:: Provided entries ::
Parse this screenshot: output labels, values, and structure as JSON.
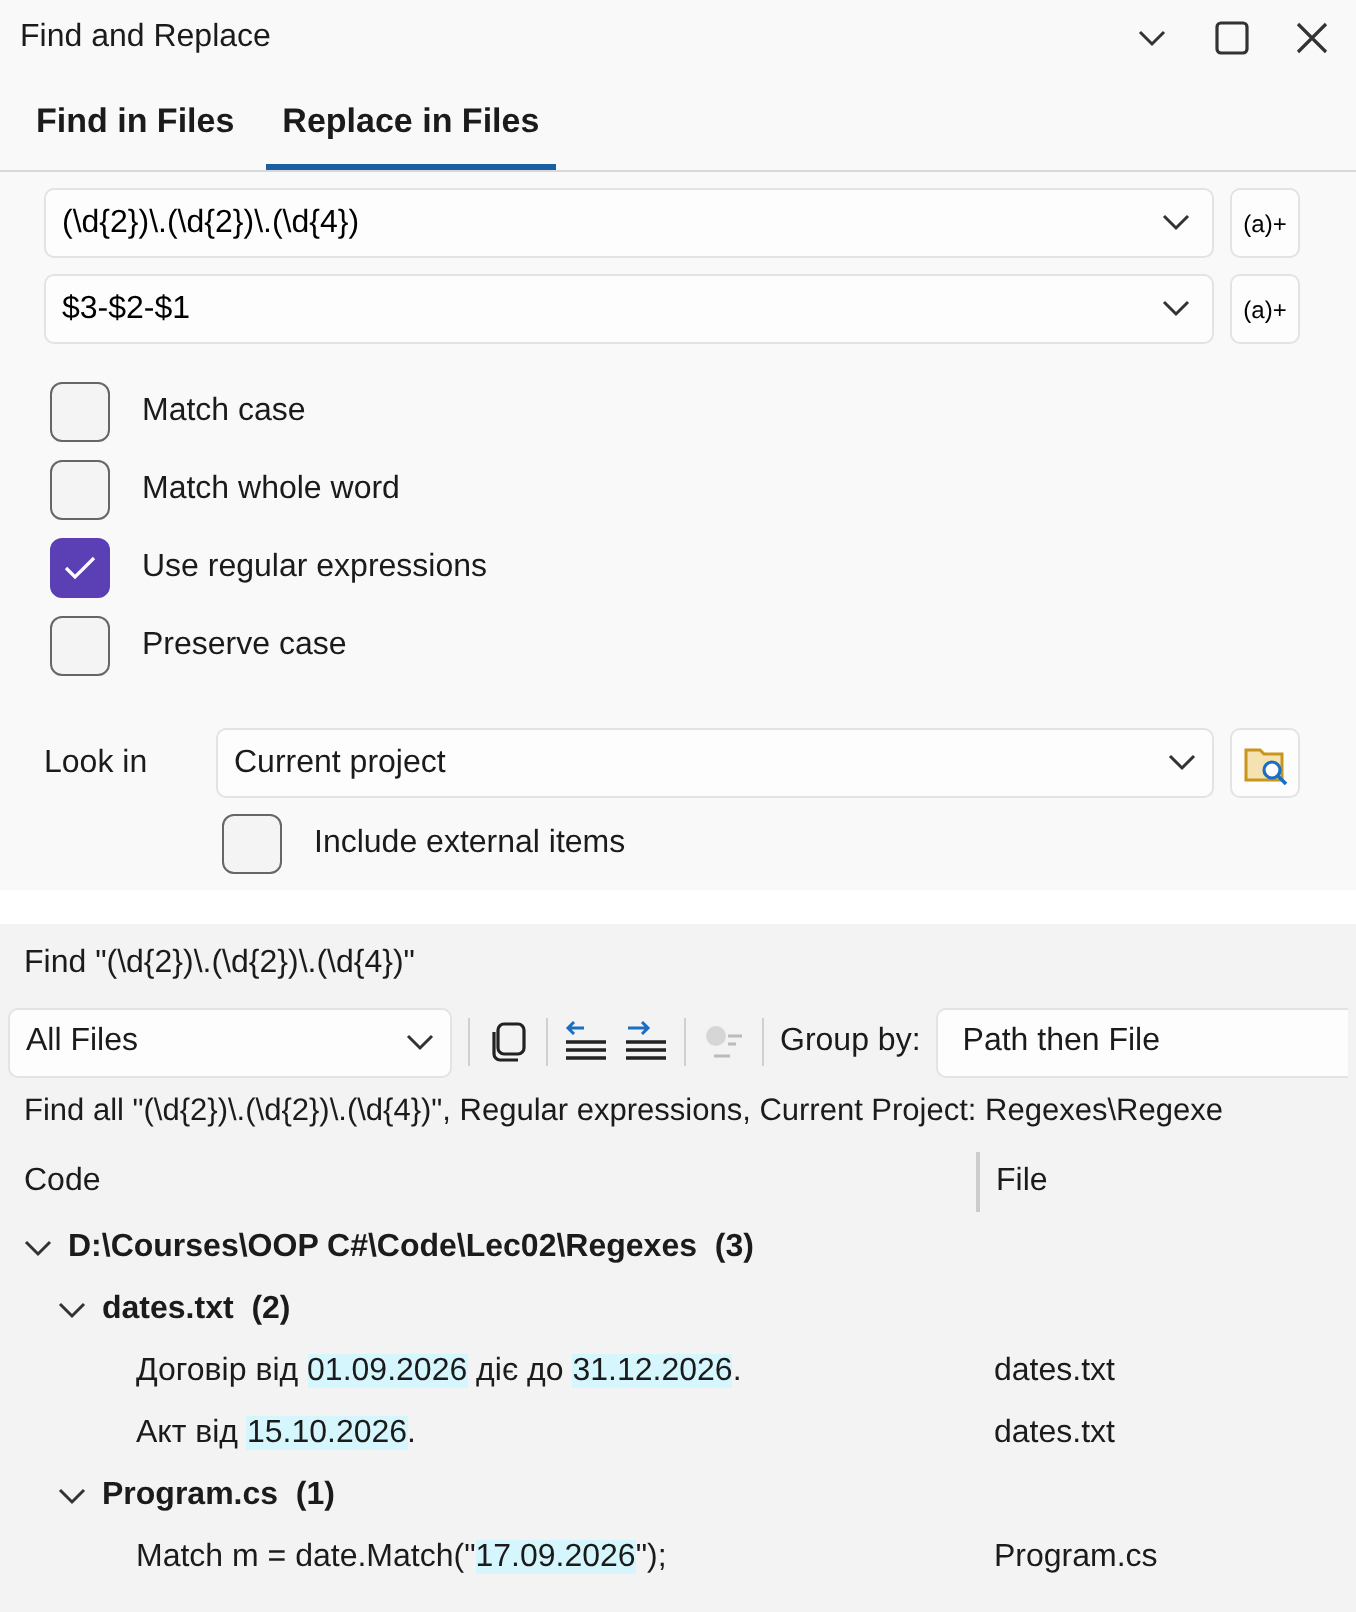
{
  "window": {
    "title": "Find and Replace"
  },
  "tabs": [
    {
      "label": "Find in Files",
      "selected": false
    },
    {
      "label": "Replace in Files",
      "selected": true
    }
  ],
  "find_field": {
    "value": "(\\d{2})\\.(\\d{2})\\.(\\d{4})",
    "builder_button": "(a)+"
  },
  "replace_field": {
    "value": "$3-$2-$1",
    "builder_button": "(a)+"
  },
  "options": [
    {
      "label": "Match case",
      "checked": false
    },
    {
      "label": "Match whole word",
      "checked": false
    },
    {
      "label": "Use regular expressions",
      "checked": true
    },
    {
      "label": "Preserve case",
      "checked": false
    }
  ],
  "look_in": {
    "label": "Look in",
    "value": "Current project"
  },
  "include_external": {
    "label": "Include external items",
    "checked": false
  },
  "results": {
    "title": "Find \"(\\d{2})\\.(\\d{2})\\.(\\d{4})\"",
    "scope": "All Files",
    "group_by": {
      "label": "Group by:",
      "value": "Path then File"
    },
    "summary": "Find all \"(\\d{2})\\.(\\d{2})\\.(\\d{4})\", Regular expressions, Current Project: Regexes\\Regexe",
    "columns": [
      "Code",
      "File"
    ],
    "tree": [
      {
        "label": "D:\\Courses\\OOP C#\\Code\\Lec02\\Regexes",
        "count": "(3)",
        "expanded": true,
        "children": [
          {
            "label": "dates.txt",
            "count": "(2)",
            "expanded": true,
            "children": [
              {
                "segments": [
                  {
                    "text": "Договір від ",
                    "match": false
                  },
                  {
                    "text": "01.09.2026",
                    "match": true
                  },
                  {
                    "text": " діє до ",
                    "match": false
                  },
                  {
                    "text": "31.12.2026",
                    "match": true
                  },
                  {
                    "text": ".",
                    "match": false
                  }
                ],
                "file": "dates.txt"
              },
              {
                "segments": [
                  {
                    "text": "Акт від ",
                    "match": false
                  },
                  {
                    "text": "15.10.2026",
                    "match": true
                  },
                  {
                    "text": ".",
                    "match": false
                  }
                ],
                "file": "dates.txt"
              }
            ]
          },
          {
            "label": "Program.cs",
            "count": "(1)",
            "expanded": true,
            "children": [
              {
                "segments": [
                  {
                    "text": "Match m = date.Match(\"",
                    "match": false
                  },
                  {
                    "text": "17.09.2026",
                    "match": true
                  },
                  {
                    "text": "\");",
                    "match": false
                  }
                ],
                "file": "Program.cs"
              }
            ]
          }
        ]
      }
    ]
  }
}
...
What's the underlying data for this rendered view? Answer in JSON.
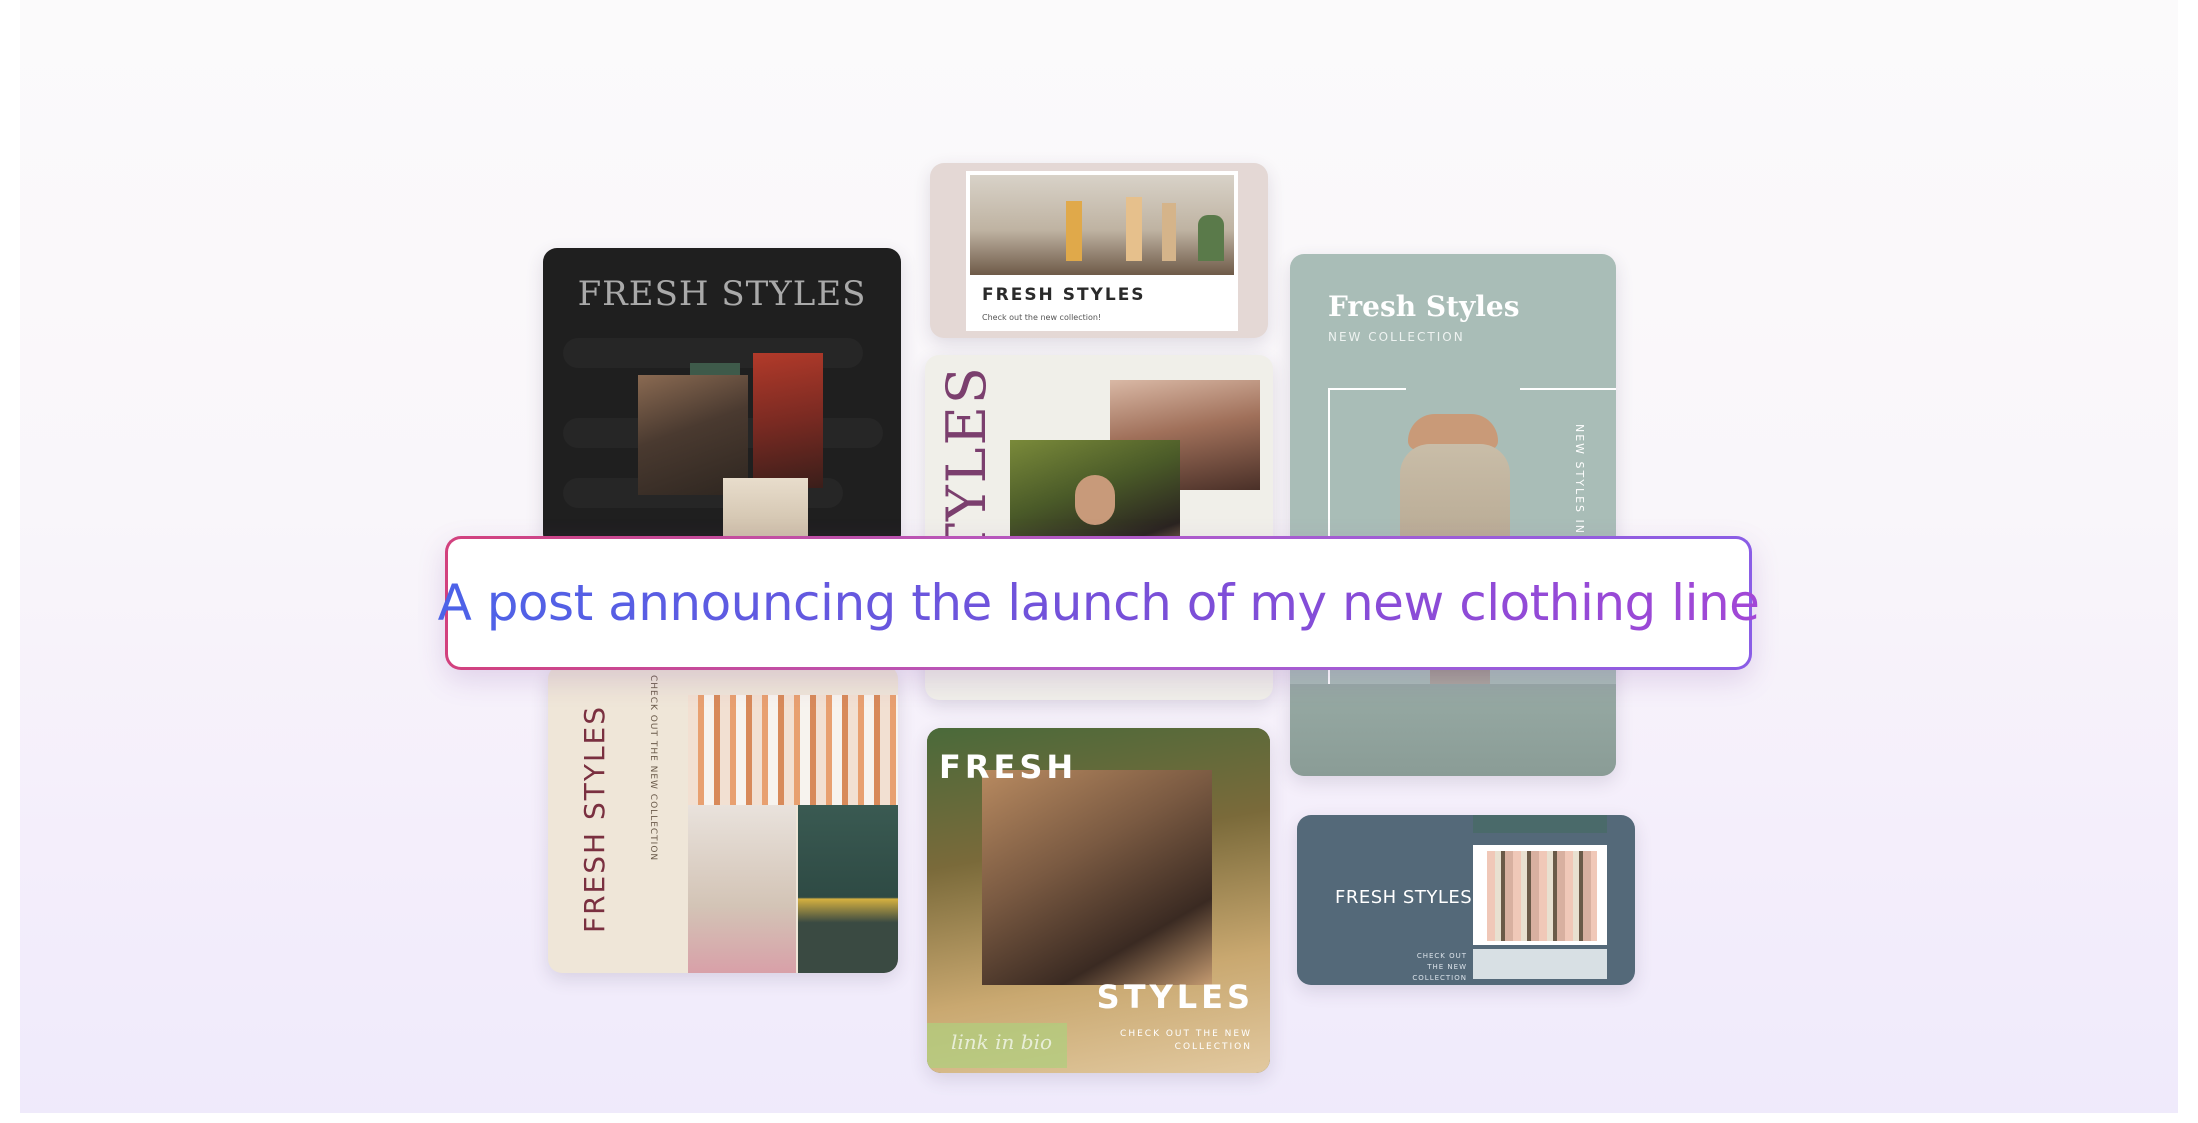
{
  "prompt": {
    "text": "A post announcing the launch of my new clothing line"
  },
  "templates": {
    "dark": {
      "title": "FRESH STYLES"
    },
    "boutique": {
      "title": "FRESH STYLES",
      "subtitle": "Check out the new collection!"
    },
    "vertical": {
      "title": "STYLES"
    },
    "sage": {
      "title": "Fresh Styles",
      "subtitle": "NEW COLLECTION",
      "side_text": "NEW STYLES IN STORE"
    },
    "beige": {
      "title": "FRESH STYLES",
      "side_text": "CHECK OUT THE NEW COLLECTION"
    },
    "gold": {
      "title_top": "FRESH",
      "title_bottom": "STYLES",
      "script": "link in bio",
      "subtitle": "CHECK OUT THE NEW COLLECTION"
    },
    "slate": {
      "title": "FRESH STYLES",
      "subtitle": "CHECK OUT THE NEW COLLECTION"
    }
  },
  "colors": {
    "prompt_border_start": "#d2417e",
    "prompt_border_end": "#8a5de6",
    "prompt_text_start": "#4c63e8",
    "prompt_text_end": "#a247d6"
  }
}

:: Requirements ::
Pull out every line in the material above where "Regexes" occurs.

:: Task solution ::
    "summary": "Find all \"(\\d{2})\\.(\\d{2})\\.(\\d{4})\", Regular expressions, Current Project: Regexes\\Regexe",
        "label": "D:\\Courses\\OOP C#\\Code\\Lec02\\Regexes",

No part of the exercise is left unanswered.